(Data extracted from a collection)

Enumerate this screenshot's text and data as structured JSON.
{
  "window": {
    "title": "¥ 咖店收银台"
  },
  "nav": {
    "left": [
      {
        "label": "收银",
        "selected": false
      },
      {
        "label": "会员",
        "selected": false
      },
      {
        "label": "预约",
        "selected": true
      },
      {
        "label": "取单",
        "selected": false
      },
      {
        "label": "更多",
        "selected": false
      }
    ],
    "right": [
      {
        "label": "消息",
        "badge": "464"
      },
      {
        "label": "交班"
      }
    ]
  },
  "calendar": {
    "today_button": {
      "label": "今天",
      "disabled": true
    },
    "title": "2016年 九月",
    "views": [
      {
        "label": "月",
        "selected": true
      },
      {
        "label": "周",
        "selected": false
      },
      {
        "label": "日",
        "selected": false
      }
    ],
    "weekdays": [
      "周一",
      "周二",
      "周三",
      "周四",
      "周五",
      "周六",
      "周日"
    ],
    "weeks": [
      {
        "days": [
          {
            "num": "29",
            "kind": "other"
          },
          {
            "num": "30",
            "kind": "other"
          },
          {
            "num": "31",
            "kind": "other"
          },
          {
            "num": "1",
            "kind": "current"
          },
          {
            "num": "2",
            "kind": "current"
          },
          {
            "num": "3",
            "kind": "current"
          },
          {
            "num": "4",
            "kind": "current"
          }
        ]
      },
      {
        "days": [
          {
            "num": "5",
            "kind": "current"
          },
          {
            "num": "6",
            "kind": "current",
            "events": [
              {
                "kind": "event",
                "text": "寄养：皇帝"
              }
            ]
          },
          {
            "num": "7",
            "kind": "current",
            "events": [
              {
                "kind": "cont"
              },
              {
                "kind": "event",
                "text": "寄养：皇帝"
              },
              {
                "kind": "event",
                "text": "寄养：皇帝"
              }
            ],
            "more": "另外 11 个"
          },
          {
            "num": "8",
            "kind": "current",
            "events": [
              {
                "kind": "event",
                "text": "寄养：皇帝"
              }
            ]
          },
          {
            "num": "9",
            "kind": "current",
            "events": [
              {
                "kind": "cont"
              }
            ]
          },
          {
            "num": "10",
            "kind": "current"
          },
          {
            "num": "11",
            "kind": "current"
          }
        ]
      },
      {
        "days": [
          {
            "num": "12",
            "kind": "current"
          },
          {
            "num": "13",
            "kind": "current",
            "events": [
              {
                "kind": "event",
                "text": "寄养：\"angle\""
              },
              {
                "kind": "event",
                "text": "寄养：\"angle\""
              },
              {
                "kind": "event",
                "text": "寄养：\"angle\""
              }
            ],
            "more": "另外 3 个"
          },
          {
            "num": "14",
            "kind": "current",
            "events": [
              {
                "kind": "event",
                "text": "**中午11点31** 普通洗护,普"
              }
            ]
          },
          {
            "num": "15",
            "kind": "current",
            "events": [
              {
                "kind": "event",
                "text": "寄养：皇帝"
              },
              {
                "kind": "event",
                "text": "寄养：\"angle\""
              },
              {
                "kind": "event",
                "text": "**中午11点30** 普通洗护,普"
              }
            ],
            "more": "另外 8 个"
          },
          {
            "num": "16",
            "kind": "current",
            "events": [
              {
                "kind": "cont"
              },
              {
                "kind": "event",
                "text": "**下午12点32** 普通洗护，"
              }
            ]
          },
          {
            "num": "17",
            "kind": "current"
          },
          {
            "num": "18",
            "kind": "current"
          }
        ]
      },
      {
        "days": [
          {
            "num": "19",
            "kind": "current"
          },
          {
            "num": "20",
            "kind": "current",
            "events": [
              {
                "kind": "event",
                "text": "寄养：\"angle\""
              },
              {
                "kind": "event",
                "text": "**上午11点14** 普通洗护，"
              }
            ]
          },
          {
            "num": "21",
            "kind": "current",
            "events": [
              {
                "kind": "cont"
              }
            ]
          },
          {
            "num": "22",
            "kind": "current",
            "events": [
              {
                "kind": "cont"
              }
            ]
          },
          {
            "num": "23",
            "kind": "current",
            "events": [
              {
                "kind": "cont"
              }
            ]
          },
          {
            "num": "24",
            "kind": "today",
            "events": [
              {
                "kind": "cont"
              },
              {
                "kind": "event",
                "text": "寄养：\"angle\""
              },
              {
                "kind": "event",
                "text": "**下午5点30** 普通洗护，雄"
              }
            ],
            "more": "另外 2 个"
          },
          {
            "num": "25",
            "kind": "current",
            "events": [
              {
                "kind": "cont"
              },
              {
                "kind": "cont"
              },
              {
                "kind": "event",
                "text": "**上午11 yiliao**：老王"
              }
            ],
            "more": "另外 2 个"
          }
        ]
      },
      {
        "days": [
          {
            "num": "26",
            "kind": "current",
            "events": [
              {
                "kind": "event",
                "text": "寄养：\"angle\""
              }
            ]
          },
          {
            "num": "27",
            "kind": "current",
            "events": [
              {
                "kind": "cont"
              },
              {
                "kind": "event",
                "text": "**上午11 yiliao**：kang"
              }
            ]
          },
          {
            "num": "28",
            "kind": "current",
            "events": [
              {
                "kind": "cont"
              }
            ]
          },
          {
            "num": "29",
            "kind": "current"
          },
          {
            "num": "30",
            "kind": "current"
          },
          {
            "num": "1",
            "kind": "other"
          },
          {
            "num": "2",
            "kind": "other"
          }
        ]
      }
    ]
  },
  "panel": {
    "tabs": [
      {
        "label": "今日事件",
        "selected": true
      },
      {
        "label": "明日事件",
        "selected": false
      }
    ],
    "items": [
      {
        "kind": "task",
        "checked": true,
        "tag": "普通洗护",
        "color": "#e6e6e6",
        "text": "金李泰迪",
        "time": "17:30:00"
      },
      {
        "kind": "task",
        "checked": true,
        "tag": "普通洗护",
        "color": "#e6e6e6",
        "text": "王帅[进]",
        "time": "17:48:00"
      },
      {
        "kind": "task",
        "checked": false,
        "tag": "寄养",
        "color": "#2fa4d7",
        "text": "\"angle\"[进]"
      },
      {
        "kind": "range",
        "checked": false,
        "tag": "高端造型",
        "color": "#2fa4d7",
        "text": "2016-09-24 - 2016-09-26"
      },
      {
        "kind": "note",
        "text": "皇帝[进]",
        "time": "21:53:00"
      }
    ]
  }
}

Set exercise: Where a line of the material above holds the string "time", copy that line.

Solution below:
        "time": "17:30:00"
        "time": "17:48:00"
        "time": "21:53:00"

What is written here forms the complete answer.